[EXERCISE AIM]
What follows is a set of records; restate each one word for word and drop the pictures.

Dataset records:
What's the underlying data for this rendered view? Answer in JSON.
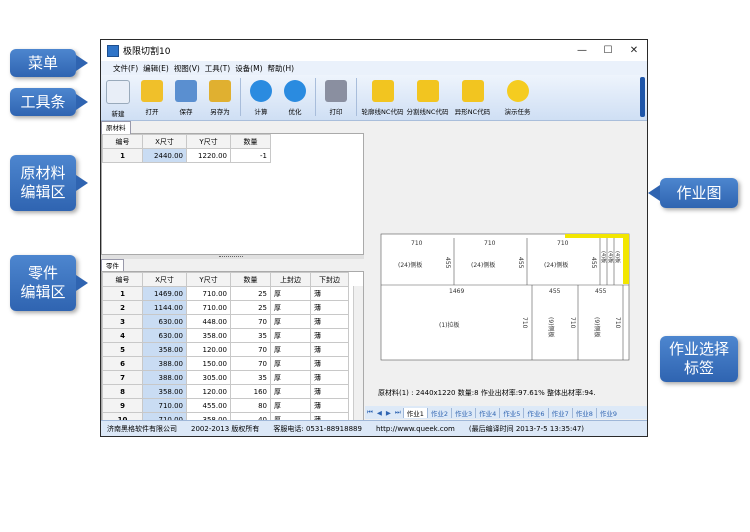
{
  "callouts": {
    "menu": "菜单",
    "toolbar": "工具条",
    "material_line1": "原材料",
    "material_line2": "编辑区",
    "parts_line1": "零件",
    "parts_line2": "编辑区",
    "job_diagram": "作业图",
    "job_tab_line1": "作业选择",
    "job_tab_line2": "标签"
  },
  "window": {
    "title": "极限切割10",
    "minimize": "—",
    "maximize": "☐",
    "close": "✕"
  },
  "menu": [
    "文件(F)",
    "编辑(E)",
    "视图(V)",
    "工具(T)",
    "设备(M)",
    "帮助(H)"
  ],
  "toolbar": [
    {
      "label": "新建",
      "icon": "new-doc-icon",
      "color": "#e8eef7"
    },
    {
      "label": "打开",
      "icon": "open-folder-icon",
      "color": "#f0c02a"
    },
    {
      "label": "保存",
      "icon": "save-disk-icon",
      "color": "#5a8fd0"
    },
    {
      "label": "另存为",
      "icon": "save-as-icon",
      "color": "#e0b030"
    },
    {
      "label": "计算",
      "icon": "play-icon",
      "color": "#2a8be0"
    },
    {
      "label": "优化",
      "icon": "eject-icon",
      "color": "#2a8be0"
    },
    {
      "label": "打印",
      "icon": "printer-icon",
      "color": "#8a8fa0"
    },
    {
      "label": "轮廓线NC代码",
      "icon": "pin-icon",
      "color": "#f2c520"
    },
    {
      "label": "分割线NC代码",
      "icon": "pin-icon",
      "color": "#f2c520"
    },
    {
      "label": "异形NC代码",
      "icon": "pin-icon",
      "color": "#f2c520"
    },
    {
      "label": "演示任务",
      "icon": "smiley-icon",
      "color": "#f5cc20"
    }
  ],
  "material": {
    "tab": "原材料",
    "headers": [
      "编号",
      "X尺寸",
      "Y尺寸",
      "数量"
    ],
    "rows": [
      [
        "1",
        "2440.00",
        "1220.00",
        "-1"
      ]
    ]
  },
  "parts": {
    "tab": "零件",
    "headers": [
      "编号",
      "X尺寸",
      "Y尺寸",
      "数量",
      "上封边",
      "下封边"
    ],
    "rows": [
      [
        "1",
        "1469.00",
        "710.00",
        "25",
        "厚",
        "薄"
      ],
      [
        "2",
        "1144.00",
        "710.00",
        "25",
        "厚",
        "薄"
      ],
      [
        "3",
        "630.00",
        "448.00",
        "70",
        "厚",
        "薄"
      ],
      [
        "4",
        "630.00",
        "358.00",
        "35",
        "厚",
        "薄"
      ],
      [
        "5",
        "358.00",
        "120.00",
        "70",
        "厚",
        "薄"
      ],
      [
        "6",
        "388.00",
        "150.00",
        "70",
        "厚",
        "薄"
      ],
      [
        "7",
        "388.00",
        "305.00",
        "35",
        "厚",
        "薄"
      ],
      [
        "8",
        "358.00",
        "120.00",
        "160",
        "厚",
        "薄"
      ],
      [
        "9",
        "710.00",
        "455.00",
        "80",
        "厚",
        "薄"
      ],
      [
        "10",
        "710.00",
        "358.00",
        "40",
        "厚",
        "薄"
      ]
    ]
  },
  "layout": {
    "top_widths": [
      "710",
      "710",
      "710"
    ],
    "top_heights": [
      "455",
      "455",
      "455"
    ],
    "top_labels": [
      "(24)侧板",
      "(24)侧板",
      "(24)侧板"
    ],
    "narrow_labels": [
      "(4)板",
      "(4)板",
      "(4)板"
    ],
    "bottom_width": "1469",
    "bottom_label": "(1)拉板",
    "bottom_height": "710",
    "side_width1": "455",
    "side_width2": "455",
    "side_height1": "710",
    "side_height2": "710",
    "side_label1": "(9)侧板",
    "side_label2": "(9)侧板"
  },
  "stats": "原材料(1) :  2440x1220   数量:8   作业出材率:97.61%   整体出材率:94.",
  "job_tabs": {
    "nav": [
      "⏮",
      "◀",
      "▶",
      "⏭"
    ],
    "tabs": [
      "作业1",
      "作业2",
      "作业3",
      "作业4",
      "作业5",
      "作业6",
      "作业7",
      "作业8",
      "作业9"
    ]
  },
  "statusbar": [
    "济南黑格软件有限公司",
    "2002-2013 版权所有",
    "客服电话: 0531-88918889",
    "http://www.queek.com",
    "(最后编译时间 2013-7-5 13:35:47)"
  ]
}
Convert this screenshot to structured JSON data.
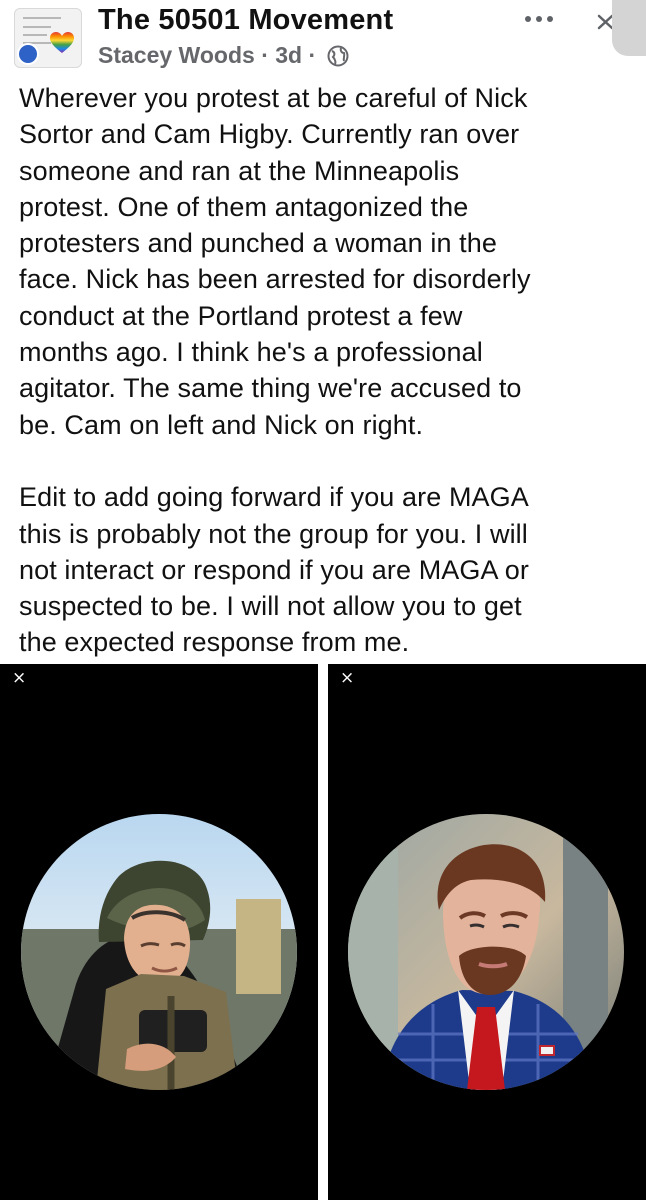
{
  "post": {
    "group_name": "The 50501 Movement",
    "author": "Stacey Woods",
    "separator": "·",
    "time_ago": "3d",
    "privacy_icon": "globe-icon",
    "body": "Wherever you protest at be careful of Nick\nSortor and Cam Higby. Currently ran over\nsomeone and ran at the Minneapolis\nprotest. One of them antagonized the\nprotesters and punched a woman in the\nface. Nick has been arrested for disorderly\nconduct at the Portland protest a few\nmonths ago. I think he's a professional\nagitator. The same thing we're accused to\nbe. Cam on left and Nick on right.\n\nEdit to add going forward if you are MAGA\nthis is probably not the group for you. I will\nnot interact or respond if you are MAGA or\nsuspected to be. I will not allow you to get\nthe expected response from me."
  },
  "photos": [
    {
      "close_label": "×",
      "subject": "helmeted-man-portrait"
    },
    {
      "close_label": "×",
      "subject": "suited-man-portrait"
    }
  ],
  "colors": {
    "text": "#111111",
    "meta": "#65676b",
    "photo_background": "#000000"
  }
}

[CORRECT ANSWER]
What's the underlying data for this rendered view? Answer in JSON.
{
  "callouts": {
    "menu": "菜单",
    "toolbar": "工具条",
    "material_line1": "原材料",
    "material_line2": "编辑区",
    "parts_line1": "零件",
    "parts_line2": "编辑区",
    "job_diagram": "作业图",
    "job_tab_line1": "作业选择",
    "job_tab_line2": "标签"
  },
  "window": {
    "title": "极限切割10",
    "minimize": "—",
    "maximize": "☐",
    "close": "✕"
  },
  "menu": [
    "文件(F)",
    "编辑(E)",
    "视图(V)",
    "工具(T)",
    "设备(M)",
    "帮助(H)"
  ],
  "toolbar": [
    {
      "label": "新建",
      "icon": "new-doc-icon",
      "color": "#e8eef7"
    },
    {
      "label": "打开",
      "icon": "open-folder-icon",
      "color": "#f0c02a"
    },
    {
      "label": "保存",
      "icon": "save-disk-icon",
      "color": "#5a8fd0"
    },
    {
      "label": "另存为",
      "icon": "save-as-icon",
      "color": "#e0b030"
    },
    {
      "label": "计算",
      "icon": "play-icon",
      "color": "#2a8be0"
    },
    {
      "label": "优化",
      "icon": "eject-icon",
      "color": "#2a8be0"
    },
    {
      "label": "打印",
      "icon": "printer-icon",
      "color": "#8a8fa0"
    },
    {
      "label": "轮廓线NC代码",
      "icon": "pin-icon",
      "color": "#f2c520"
    },
    {
      "label": "分割线NC代码",
      "icon": "pin-icon",
      "color": "#f2c520"
    },
    {
      "label": "异形NC代码",
      "icon": "pin-icon",
      "color": "#f2c520"
    },
    {
      "label": "演示任务",
      "icon": "smiley-icon",
      "color": "#f5cc20"
    }
  ],
  "material": {
    "tab": "原材料",
    "headers": [
      "编号",
      "X尺寸",
      "Y尺寸",
      "数量"
    ],
    "rows": [
      [
        "1",
        "2440.00",
        "1220.00",
        "-1"
      ]
    ]
  },
  "parts": {
    "tab": "零件",
    "headers": [
      "编号",
      "X尺寸",
      "Y尺寸",
      "数量",
      "上封边",
      "下封边"
    ],
    "rows": [
      [
        "1",
        "1469.00",
        "710.00",
        "25",
        "厚",
        "薄"
      ],
      [
        "2",
        "1144.00",
        "710.00",
        "25",
        "厚",
        "薄"
      ],
      [
        "3",
        "630.00",
        "448.00",
        "70",
        "厚",
        "薄"
      ],
      [
        "4",
        "630.00",
        "358.00",
        "35",
        "厚",
        "薄"
      ],
      [
        "5",
        "358.00",
        "120.00",
        "70",
        "厚",
        "薄"
      ],
      [
        "6",
        "388.00",
        "150.00",
        "70",
        "厚",
        "薄"
      ],
      [
        "7",
        "388.00",
        "305.00",
        "35",
        "厚",
        "薄"
      ],
      [
        "8",
        "358.00",
        "120.00",
        "160",
        "厚",
        "薄"
      ],
      [
        "9",
        "710.00",
        "455.00",
        "80",
        "厚",
        "薄"
      ],
      [
        "10",
        "710.00",
        "358.00",
        "40",
        "厚",
        "薄"
      ]
    ]
  },
  "layout": {
    "top_widths": [
      "710",
      "710",
      "710"
    ],
    "top_heights": [
      "455",
      "455",
      "455"
    ],
    "top_labels": [
      "(24)侧板",
      "(24)侧板",
      "(24)侧板"
    ],
    "narrow_labels": [
      "(4)板",
      "(4)板",
      "(4)板"
    ],
    "bottom_width": "1469",
    "bottom_label": "(1)拉板",
    "bottom_height": "710",
    "side_width1": "455",
    "side_width2": "455",
    "side_height1": "710",
    "side_height2": "710",
    "side_label1": "(9)侧板",
    "side_label2": "(9)侧板"
  },
  "stats": "原材料(1) :  2440x1220   数量:8   作业出材率:97.61%   整体出材率:94.",
  "job_tabs": {
    "nav": [
      "⏮",
      "◀",
      "▶",
      "⏭"
    ],
    "tabs": [
      "作业1",
      "作业2",
      "作业3",
      "作业4",
      "作业5",
      "作业6",
      "作业7",
      "作业8",
      "作业9"
    ]
  },
  "statusbar": [
    "济南黑格软件有限公司",
    "2002-2013 版权所有",
    "客服电话: 0531-88918889",
    "http://www.queek.com",
    "(最后编译时间 2013-7-5 13:35:47)"
  ]
}
Convert this screenshot to structured JSON data.
{
  "post": {
    "group_name": "The 50501 Movement",
    "author": "Stacey Woods",
    "separator": "·",
    "time_ago": "3d",
    "privacy_icon": "globe-icon",
    "body": "Wherever you protest at be careful of Nick\nSortor and Cam Higby. Currently ran over\nsomeone and ran at the Minneapolis\nprotest. One of them antagonized the\nprotesters and punched a woman in the\nface. Nick has been arrested for disorderly\nconduct at the Portland protest a few\nmonths ago. I think he's a professional\nagitator. The same thing we're accused to\nbe. Cam on left and Nick on right.\n\nEdit to add going forward if you are MAGA\nthis is probably not the group for you. I will\nnot interact or respond if you are MAGA or\nsuspected to be. I will not allow you to get\nthe expected response from me."
  },
  "photos": [
    {
      "close_label": "×",
      "subject": "helmeted-man-portrait"
    },
    {
      "close_label": "×",
      "subject": "suited-man-portrait"
    }
  ],
  "colors": {
    "text": "#111111",
    "meta": "#65676b",
    "photo_background": "#000000"
  }
}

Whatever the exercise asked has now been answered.